— RECORD EXTRACTS —

+--

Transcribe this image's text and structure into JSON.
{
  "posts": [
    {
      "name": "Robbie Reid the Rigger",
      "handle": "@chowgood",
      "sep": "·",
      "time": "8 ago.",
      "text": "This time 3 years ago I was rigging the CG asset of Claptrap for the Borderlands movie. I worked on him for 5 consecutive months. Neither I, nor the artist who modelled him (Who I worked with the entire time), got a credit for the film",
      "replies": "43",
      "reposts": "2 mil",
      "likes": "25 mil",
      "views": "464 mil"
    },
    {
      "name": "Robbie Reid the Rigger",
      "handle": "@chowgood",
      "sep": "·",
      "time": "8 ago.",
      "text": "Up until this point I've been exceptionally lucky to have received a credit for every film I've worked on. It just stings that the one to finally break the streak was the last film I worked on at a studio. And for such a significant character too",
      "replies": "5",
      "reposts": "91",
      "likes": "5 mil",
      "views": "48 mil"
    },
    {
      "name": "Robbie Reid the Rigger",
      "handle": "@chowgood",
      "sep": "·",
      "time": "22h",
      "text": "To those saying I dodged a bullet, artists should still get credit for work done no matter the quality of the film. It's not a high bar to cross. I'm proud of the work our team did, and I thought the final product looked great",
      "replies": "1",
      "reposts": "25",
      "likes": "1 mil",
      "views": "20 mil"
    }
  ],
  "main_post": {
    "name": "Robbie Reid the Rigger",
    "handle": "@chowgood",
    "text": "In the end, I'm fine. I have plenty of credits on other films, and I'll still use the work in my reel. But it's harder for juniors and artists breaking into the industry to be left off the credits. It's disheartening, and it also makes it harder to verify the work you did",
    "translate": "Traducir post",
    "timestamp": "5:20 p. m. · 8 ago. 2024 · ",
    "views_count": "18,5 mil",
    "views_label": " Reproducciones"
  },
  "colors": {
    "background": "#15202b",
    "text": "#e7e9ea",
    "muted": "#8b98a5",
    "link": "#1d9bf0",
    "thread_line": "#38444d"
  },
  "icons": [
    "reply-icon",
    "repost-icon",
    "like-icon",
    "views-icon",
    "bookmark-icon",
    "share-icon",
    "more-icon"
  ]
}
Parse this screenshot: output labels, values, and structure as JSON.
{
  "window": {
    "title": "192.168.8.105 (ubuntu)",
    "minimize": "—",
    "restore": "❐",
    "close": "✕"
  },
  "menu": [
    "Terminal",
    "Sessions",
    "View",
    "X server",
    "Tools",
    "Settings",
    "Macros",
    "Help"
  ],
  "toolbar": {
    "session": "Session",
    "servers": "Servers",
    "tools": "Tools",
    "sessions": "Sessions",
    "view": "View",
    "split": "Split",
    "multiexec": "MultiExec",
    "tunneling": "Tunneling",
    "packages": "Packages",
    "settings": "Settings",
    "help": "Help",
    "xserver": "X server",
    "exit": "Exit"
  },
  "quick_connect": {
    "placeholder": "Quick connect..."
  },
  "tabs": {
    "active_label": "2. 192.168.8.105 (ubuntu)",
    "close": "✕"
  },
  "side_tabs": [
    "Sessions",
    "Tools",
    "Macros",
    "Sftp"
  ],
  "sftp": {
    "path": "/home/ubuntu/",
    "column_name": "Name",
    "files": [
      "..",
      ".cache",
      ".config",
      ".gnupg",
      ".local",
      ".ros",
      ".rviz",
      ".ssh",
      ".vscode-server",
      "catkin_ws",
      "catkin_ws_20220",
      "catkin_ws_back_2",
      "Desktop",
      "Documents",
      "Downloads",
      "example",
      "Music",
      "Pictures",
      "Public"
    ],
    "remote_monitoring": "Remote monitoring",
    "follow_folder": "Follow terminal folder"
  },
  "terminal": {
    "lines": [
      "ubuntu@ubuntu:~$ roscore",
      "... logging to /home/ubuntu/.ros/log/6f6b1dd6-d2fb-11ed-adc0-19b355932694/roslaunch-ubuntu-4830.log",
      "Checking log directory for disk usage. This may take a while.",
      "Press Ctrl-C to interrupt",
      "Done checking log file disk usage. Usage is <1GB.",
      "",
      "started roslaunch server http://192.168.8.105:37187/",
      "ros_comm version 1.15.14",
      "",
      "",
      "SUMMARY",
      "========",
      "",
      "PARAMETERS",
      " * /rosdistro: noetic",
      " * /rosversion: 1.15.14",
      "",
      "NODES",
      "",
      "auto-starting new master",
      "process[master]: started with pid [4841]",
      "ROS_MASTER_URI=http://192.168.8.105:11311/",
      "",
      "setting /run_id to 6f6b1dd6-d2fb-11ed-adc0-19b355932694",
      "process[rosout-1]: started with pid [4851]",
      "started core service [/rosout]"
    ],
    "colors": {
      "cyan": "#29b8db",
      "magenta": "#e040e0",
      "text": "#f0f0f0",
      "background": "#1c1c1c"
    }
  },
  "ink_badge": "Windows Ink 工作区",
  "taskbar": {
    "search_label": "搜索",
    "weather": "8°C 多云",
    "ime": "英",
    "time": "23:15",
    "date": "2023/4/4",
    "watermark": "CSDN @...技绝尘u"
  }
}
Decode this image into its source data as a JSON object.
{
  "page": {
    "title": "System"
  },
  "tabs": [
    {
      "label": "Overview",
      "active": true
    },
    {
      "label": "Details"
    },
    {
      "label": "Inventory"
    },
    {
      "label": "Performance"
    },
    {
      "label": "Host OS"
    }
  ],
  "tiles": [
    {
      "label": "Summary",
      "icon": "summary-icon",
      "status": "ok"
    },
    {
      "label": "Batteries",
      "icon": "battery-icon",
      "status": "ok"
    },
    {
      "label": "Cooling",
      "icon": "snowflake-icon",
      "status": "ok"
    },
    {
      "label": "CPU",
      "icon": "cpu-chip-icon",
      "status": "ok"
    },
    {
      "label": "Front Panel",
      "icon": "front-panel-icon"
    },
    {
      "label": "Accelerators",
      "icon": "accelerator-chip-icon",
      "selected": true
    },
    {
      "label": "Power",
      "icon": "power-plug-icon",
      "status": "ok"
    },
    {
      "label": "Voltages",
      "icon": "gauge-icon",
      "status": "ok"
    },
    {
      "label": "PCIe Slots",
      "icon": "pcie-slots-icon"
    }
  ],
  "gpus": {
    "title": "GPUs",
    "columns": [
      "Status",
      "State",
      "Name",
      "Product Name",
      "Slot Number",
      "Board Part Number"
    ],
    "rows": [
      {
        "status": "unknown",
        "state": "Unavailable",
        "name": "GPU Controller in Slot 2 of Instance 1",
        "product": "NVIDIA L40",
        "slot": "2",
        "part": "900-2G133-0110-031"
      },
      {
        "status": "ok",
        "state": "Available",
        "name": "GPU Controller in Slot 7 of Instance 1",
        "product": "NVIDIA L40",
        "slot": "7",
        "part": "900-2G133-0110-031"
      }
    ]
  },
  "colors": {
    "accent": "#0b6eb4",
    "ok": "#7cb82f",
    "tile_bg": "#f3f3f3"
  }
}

+--

— INSTRUCTIONS TO FOLLOW —
Identify lines with the string "artists". Copy each one.

— EXERCISE RESPONSE —
      "text": "To those saying I dodged a bullet, artists should still get credit for work done no matter the quality of the film. It's not a high bar to cross. I'm proud of the work our team did, and I thought the final product looked great",
    "text": "In the end, I'm fine. I have plenty of credits on other films, and I'll still use the work in my reel. But it's harder for juniors and artists breaking into the industry to be left off the credits. It's disheartening, and it also makes it harder to verify the work you did",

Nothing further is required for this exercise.